## Start DATASET EXTRACT

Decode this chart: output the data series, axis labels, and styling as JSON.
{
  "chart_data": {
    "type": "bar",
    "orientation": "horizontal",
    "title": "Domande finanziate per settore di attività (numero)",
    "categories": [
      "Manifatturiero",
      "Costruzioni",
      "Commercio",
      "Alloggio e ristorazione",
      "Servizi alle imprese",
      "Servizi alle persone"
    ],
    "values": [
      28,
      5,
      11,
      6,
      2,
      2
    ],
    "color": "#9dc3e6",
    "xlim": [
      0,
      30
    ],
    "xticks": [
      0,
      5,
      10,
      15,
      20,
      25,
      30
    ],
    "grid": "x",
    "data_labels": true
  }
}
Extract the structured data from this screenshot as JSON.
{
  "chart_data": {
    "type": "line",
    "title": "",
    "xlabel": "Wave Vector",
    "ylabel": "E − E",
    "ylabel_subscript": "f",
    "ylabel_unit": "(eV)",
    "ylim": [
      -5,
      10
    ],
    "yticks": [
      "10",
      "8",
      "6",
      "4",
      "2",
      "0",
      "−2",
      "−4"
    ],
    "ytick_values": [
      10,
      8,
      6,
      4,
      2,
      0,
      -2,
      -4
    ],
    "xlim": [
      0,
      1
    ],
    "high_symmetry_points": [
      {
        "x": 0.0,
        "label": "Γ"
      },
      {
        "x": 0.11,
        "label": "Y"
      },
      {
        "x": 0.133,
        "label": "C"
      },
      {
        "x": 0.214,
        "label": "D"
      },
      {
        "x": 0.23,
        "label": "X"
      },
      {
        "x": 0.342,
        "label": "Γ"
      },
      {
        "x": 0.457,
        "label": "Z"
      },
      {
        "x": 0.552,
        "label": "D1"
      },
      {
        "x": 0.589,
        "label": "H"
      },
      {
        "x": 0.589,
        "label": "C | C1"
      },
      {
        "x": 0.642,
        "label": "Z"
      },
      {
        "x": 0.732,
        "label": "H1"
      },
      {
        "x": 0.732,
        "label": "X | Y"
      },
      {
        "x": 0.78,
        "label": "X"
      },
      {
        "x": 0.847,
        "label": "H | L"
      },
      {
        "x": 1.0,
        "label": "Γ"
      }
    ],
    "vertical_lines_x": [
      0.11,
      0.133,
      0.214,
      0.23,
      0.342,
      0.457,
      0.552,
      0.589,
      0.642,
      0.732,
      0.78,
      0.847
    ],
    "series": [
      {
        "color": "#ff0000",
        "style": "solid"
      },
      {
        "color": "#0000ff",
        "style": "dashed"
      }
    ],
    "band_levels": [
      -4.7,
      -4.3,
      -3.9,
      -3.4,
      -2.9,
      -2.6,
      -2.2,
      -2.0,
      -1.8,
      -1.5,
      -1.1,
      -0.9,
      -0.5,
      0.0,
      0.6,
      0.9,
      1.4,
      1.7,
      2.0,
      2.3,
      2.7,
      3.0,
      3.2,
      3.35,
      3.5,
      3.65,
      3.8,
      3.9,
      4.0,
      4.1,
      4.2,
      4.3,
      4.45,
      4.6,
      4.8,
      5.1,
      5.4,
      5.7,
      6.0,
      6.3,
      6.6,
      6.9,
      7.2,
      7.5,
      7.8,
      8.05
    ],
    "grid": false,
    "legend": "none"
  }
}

## End DATASET EXTRACT

### [TO DO]
Using the data above, copy each line that contains "JSON".

### [ANSWER FOR THE TASK]
Decode this chart: output the data series, axis labels, and styling as JSON.
Extract the structured data from this screenshot as JSON.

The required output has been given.